↓↓↓

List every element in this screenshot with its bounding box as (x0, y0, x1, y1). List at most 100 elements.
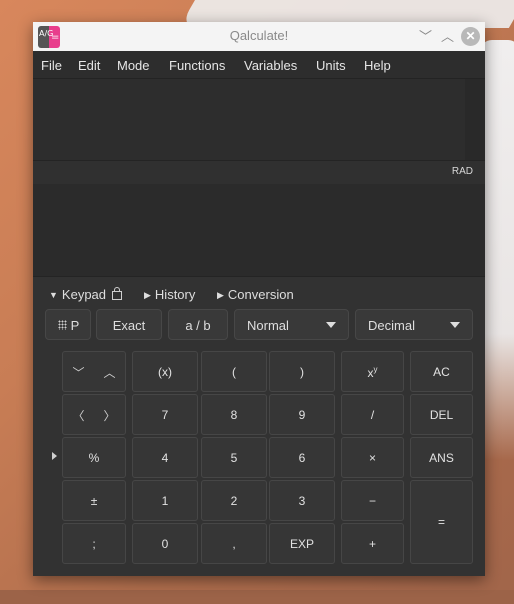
close-button[interactable]: ✕ (461, 27, 480, 46)
background-floor (0, 590, 514, 604)
maximize-button[interactable]: ︿ (438, 27, 457, 46)
plus-label: + (368, 537, 376, 551)
chevron-up-icon: ︿ (103, 366, 116, 380)
equals-label: = (437, 515, 445, 529)
answer-label: ANS (429, 451, 454, 465)
menu-help[interactable]: Help (364, 58, 391, 73)
delete-button[interactable]: DEL (410, 394, 473, 435)
exp-label: EXP (289, 537, 314, 551)
status-bar: RAD (33, 160, 485, 185)
digit-1-button[interactable]: 1 (132, 480, 198, 521)
digit-9-label: 9 (298, 408, 306, 422)
chevron-right-icon: 〉 (103, 409, 116, 423)
programming-keypad-label: P (70, 318, 80, 333)
keypad-expander[interactable]: ▼ Keypad (49, 287, 123, 302)
digit-8-button[interactable]: 8 (201, 394, 267, 435)
background-shape-right (480, 40, 514, 460)
angle-unit-indicator[interactable]: RAD (452, 166, 473, 177)
mode-select[interactable]: Normal (234, 309, 349, 340)
dropdown-caret-icon (450, 322, 460, 328)
digit-7-button[interactable]: 7 (132, 394, 198, 435)
menu-units[interactable]: Units (316, 58, 346, 73)
menu-variables[interactable]: Variables (244, 58, 297, 73)
history-down-button[interactable]: ﹀ (63, 352, 94, 391)
power-label: xy (342, 365, 403, 380)
qalculate-window: A/G = Qalculate! ﹀ ︿ ✕ File Edit Mode Fu… (33, 22, 485, 576)
expression-input[interactable] (33, 78, 485, 161)
power-button[interactable]: xy (341, 351, 404, 392)
menu-bar: File Edit Mode Functions Variables Units… (33, 51, 485, 78)
exp-button[interactable]: EXP (269, 523, 335, 564)
menu-mode[interactable]: Mode (117, 58, 150, 73)
digit-7-label: 7 (161, 408, 169, 422)
divide-label: / (370, 408, 375, 422)
expanded-triangle-icon: ▼ (49, 290, 58, 300)
menu-functions[interactable]: Functions (169, 58, 225, 73)
answer-button[interactable]: ANS (410, 437, 473, 478)
expression-scrollbar[interactable] (465, 79, 485, 161)
digit-3-button[interactable]: 3 (269, 480, 335, 521)
keypad-expander-label: Keypad (61, 287, 107, 302)
paren-x-button[interactable]: (x) (132, 351, 198, 392)
history-expander[interactable]: ▶ History (144, 287, 195, 302)
left-panel-expand-icon[interactable] (52, 452, 57, 460)
plus-button[interactable]: + (341, 523, 404, 564)
all-clear-button[interactable]: AC (410, 351, 473, 392)
chevron-left-icon: 〈 (72, 409, 85, 423)
history-expander-label: History (154, 287, 196, 302)
programming-keypad-button[interactable]: P (45, 309, 91, 340)
history-navigation-buttons: ﹀ ︿ (62, 351, 126, 392)
equals-button[interactable]: = (410, 480, 473, 564)
keypad-section: ▼ Keypad ▶ History ▶ Conversion P Exact a /… (33, 277, 485, 576)
open-paren-button[interactable]: ( (201, 351, 267, 392)
history-up-button[interactable]: ︿ (94, 352, 125, 391)
cursor-left-button[interactable]: 〈 (63, 395, 94, 434)
titlebar[interactable]: A/G = Qalculate! ﹀ ︿ ✕ (33, 22, 485, 51)
base-select[interactable]: Decimal (355, 309, 473, 340)
menu-edit[interactable]: Edit (78, 58, 100, 73)
open-paren-label: ( (232, 365, 236, 379)
result-display (33, 184, 485, 277)
chevron-down-icon: ﹀ (72, 366, 85, 380)
semicolon-label: ; (92, 537, 96, 551)
digit-4-button[interactable]: 4 (132, 437, 198, 478)
cursor-right-button[interactable]: 〉 (94, 395, 125, 434)
minimize-button[interactable]: ﹀ (416, 27, 435, 46)
collapsed-triangle-icon: ▶ (217, 290, 224, 300)
plus-minus-label: ± (90, 494, 98, 508)
cursor-navigation-buttons: 〈 〉 (62, 394, 126, 435)
minus-button[interactable]: − (341, 480, 404, 521)
digit-1-label: 1 (161, 494, 169, 508)
percent-button[interactable]: % (62, 437, 126, 478)
exact-toggle-button[interactable]: Exact (96, 309, 162, 340)
paren-x-label: (x) (158, 365, 172, 379)
digit-3-label: 3 (298, 494, 306, 508)
semicolon-button[interactable]: ; (62, 523, 126, 564)
digit-9-button[interactable]: 9 (269, 394, 335, 435)
digit-2-label: 2 (230, 494, 238, 508)
minus-label: − (368, 494, 376, 508)
fraction-label: a / b (185, 318, 211, 333)
lock-icon[interactable] (112, 287, 123, 300)
all-clear-label: AC (433, 365, 450, 379)
close-paren-button[interactable]: ) (269, 351, 335, 392)
divide-button[interactable]: / (341, 394, 404, 435)
collapsed-triangle-icon: ▶ (144, 290, 151, 300)
dropdown-caret-icon (326, 322, 336, 328)
digit-6-button[interactable]: 6 (269, 437, 335, 478)
close-paren-label: ) (300, 365, 304, 379)
plus-minus-button[interactable]: ± (62, 480, 126, 521)
digit-0-label: 0 (161, 537, 169, 551)
conversion-expander[interactable]: ▶ Conversion (217, 287, 294, 302)
delete-label: DEL (429, 408, 454, 422)
menu-file[interactable]: File (41, 58, 62, 73)
multiply-label: × (368, 451, 376, 465)
digit-2-button[interactable]: 2 (201, 480, 267, 521)
digit-5-button[interactable]: 5 (201, 437, 267, 478)
decimal-separator-button[interactable]: , (201, 523, 267, 564)
multiply-button[interactable]: × (341, 437, 404, 478)
digit-8-label: 8 (230, 408, 238, 422)
fraction-toggle-button[interactable]: a / b (168, 309, 228, 340)
conversion-expander-label: Conversion (227, 287, 294, 302)
digit-0-button[interactable]: 0 (132, 523, 198, 564)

↑↑↑

What you have to do:
Please pull out every line in the records above that contains the string "chevron". Treat uppercase and lowercase letters as different.

Output below:
chevron-up-icon: ︿ (103, 366, 116, 380)
chevron-right-icon: 〉 (103, 409, 116, 423)
chevron-left-icon: 〈 (72, 409, 85, 423)
chevron-down-icon: ﹀ (72, 366, 85, 380)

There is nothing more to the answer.